GIVEN DATA:
◆ ◆ ◆ ◆ ◆ ◆ ◆

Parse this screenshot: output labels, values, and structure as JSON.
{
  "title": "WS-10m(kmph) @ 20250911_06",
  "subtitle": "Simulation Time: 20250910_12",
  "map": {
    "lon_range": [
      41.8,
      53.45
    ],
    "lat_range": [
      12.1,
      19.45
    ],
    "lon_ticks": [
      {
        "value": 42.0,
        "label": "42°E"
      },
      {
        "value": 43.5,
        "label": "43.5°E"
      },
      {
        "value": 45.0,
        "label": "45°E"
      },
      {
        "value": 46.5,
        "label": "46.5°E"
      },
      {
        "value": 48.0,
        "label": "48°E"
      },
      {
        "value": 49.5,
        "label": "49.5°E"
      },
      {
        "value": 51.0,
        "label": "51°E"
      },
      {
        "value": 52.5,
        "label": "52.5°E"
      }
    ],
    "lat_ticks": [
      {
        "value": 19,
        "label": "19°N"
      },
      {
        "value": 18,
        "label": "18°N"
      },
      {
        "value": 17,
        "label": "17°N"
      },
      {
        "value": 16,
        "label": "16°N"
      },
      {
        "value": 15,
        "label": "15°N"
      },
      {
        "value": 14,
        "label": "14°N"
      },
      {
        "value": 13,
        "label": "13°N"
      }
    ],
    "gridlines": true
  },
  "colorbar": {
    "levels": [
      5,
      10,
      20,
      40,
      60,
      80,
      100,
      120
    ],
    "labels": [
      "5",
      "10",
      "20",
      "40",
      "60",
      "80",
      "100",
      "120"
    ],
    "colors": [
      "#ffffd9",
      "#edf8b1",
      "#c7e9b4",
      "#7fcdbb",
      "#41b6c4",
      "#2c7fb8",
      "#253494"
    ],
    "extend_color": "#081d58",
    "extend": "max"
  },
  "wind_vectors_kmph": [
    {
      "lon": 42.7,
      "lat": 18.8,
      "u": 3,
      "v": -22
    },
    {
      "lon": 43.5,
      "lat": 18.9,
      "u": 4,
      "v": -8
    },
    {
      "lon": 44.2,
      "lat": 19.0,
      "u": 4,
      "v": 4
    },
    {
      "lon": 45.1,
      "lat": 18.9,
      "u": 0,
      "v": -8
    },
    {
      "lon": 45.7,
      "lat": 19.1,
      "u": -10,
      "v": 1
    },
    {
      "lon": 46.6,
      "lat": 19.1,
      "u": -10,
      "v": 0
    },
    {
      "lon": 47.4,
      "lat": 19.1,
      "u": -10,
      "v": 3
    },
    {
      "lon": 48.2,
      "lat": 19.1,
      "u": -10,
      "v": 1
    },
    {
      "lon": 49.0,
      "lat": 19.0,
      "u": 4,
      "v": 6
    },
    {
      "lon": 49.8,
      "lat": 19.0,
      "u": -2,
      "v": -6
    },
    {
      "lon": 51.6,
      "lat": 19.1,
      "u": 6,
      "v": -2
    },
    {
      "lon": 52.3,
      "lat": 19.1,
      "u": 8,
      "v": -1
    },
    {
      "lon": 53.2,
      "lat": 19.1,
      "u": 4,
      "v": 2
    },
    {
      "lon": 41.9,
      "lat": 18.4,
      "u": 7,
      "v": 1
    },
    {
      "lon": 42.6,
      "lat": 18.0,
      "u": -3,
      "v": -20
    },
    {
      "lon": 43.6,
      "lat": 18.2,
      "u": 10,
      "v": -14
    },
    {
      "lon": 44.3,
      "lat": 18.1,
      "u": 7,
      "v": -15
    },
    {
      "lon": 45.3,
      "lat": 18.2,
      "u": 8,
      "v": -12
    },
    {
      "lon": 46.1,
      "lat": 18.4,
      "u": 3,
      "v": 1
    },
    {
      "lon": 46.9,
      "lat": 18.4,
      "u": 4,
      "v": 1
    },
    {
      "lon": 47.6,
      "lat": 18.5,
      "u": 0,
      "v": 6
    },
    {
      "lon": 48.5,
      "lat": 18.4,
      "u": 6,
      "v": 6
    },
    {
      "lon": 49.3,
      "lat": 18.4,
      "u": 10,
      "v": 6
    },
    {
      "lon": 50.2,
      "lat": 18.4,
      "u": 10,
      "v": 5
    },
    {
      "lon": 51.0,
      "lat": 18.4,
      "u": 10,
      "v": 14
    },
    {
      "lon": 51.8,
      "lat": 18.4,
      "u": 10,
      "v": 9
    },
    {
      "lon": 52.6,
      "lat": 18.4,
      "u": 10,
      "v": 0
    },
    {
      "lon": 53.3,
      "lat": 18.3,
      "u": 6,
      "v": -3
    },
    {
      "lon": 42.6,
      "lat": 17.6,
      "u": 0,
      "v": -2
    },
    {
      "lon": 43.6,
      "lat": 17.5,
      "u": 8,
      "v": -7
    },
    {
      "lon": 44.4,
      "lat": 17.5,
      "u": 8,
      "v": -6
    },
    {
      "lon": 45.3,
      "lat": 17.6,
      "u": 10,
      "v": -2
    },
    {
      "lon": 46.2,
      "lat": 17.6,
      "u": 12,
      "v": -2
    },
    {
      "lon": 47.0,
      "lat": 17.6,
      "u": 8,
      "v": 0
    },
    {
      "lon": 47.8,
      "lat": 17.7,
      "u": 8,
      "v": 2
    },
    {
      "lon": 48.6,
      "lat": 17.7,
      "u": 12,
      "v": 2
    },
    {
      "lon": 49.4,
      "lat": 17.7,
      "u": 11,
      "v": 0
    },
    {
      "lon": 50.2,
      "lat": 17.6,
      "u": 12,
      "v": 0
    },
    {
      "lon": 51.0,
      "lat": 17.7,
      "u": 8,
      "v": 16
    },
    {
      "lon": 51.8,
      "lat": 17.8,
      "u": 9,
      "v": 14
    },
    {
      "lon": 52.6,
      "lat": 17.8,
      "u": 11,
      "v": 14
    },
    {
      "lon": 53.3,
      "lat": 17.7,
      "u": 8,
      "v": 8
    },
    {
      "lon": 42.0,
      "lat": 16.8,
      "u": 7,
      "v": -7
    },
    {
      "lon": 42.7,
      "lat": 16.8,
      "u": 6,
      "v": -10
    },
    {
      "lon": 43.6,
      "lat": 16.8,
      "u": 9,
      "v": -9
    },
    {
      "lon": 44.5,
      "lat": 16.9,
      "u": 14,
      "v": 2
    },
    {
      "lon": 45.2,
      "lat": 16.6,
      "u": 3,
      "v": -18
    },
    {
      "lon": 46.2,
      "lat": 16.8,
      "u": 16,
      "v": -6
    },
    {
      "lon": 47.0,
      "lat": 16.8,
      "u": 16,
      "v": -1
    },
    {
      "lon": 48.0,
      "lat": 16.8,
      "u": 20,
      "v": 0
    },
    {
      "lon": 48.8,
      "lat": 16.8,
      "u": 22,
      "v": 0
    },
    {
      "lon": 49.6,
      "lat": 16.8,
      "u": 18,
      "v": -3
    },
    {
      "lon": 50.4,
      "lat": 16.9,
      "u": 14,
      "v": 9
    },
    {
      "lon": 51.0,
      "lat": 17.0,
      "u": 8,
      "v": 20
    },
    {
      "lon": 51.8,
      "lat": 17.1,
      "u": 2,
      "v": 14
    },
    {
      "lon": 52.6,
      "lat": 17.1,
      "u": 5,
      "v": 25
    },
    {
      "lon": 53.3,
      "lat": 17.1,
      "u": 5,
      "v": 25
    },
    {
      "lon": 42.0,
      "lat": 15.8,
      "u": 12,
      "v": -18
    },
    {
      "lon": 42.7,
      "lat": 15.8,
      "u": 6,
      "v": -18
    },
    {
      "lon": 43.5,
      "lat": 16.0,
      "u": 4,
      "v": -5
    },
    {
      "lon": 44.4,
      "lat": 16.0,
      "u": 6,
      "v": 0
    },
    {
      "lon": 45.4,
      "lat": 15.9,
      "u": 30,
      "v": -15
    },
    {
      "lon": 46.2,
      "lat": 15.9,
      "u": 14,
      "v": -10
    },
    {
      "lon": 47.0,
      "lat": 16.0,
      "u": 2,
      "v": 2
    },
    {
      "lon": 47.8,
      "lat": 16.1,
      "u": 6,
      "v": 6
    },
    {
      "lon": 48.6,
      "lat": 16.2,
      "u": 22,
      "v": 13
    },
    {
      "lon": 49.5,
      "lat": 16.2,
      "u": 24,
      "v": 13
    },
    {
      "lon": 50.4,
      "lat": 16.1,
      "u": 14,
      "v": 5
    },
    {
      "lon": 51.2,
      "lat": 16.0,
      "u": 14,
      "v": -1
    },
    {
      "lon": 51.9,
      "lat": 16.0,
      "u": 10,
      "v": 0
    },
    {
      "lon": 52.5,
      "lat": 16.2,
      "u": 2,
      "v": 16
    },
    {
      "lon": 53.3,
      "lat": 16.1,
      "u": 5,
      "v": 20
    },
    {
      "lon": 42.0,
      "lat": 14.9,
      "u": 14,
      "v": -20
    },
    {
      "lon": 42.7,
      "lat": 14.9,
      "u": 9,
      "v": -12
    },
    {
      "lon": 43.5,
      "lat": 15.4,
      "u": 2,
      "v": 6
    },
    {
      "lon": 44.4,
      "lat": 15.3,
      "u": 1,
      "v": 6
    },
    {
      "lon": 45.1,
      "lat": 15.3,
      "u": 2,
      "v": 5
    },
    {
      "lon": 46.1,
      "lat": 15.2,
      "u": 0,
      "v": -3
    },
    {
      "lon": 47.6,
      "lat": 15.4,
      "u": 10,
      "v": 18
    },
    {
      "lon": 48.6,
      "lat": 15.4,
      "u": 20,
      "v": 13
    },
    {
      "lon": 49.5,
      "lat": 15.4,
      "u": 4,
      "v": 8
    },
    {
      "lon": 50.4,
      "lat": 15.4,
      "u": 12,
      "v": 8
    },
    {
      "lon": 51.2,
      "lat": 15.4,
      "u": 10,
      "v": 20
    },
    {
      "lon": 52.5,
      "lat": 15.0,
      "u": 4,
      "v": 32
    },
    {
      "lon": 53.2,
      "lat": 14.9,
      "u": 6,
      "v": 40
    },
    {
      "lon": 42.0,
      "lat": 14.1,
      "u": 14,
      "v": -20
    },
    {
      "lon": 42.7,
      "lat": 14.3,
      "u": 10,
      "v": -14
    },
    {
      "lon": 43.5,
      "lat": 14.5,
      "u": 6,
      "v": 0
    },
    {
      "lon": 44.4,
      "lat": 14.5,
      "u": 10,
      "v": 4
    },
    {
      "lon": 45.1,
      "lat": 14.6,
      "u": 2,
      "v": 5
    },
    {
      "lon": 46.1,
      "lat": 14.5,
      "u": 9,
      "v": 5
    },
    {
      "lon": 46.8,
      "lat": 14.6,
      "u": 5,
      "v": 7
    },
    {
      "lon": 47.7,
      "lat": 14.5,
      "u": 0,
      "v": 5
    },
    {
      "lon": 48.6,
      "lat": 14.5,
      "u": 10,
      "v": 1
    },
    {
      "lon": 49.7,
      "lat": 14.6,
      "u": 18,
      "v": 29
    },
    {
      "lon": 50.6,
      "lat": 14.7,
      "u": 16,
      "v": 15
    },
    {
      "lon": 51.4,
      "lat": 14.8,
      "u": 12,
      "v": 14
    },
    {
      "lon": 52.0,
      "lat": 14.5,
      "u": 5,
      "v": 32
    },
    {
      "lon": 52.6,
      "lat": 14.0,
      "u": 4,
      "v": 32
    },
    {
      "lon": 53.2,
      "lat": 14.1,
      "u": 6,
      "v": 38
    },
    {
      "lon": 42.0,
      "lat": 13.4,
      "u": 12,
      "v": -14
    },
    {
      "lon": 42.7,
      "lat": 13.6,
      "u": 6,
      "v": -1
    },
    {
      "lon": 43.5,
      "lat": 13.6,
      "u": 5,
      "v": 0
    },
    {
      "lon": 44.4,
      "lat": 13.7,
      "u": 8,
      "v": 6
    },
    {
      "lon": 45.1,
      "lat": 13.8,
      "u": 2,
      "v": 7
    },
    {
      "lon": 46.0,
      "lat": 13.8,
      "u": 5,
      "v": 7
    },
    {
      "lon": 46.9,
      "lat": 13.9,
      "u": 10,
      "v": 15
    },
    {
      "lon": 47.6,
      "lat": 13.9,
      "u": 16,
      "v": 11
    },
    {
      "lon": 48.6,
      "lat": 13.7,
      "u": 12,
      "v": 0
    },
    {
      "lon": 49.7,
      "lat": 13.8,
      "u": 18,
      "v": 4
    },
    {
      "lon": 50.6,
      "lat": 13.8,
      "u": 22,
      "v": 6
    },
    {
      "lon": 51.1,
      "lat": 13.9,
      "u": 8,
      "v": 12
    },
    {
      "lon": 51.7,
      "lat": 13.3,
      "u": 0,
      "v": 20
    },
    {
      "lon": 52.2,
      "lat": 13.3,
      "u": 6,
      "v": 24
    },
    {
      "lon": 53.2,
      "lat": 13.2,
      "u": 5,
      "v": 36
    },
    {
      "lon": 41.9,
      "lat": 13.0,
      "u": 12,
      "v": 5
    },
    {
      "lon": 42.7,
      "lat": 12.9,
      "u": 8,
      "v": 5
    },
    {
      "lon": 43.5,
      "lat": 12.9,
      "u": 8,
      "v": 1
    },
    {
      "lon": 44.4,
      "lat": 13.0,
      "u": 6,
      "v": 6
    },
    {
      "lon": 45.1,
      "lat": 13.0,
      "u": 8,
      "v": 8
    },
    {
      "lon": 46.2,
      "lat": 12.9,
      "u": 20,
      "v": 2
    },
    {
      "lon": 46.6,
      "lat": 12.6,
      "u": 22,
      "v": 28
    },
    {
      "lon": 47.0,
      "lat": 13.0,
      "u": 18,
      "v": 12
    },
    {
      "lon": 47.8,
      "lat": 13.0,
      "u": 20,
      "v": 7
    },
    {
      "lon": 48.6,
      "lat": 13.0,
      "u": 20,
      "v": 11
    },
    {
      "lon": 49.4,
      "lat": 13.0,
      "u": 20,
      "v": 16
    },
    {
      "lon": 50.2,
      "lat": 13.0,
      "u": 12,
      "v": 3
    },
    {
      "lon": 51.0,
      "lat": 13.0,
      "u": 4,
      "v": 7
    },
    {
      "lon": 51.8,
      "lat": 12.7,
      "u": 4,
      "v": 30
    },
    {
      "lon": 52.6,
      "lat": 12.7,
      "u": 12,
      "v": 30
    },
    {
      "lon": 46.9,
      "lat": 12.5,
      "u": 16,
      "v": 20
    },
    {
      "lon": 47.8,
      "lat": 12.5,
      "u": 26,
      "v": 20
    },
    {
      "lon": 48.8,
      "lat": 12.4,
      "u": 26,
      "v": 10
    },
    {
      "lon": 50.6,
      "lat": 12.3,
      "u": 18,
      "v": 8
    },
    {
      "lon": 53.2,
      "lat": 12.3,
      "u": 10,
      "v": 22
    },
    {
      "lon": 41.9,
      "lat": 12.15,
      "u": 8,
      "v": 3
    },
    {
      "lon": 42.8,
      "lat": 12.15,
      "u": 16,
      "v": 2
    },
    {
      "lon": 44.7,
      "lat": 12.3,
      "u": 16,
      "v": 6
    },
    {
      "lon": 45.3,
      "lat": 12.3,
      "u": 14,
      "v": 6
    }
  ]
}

◆ ◆ ◆ ◆ ◆ ◆ ◆

EXERCISE GOAL:
Read through the entries and copy every line that includes "labels".

ANSWER TO THIS EXERCISE:
Parse this screenshot: output labels, values, and structure as JSON.
    "labels": [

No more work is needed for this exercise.